▶ _DATA TO USE_:
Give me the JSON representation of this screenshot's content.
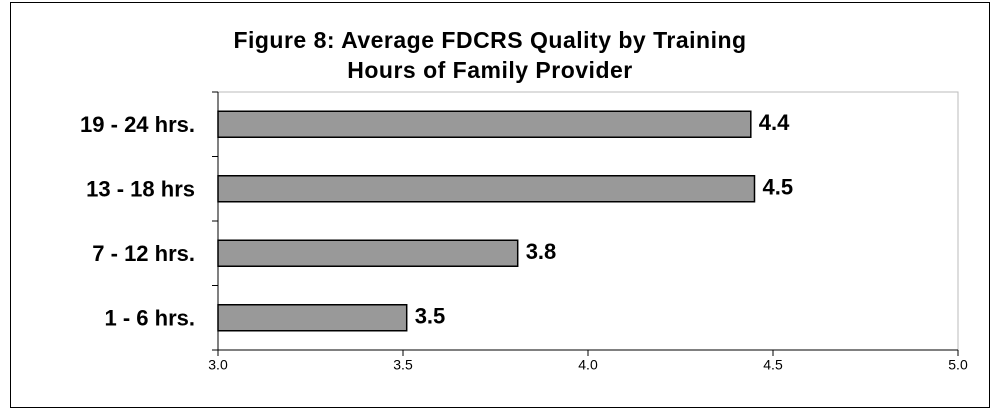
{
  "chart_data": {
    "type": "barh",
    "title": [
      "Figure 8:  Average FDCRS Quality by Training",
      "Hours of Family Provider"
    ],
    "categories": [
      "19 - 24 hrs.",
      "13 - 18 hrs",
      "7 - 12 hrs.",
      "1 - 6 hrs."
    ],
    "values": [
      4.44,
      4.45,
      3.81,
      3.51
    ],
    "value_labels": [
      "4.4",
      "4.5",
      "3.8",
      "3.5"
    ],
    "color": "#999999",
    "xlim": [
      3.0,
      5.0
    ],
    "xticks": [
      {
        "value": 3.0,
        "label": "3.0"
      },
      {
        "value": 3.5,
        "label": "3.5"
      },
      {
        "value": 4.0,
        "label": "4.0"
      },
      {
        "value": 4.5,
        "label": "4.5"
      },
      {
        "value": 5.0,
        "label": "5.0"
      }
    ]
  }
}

* * *

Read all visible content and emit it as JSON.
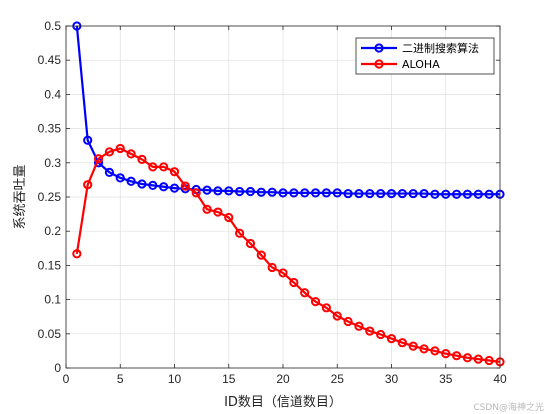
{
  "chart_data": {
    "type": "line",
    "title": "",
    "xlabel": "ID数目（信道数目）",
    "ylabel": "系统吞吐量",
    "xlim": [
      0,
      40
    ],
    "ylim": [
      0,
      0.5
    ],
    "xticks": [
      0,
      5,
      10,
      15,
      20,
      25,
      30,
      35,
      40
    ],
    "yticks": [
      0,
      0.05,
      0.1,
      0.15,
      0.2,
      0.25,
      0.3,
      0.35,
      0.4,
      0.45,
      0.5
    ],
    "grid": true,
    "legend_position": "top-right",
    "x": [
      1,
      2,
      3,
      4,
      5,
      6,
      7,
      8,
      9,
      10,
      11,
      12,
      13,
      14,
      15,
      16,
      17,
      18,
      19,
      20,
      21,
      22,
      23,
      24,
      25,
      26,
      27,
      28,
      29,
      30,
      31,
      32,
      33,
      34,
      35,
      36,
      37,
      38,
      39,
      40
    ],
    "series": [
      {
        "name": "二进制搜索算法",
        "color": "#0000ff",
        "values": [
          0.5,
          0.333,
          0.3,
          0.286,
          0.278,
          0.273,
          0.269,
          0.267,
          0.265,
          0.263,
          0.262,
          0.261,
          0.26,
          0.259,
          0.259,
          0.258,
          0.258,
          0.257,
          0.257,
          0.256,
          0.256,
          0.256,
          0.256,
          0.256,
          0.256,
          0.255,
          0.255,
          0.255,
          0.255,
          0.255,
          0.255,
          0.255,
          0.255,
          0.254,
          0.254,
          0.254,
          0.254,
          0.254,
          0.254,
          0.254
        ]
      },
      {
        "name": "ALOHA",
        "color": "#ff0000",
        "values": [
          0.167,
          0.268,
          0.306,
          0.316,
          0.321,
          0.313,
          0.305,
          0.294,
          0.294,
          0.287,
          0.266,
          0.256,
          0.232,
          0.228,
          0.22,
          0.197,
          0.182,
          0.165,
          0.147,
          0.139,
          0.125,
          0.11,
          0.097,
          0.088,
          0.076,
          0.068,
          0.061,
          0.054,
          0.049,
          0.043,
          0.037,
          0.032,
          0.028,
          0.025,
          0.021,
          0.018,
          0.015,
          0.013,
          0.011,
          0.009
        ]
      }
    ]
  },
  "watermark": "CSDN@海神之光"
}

▶ _TASK STATEMENT_: Pick out the lines containing the string "color".

▶ _ANSWER_:
    "color": "#999999",
        "color": "#0000ff",
        "color": "#ff0000",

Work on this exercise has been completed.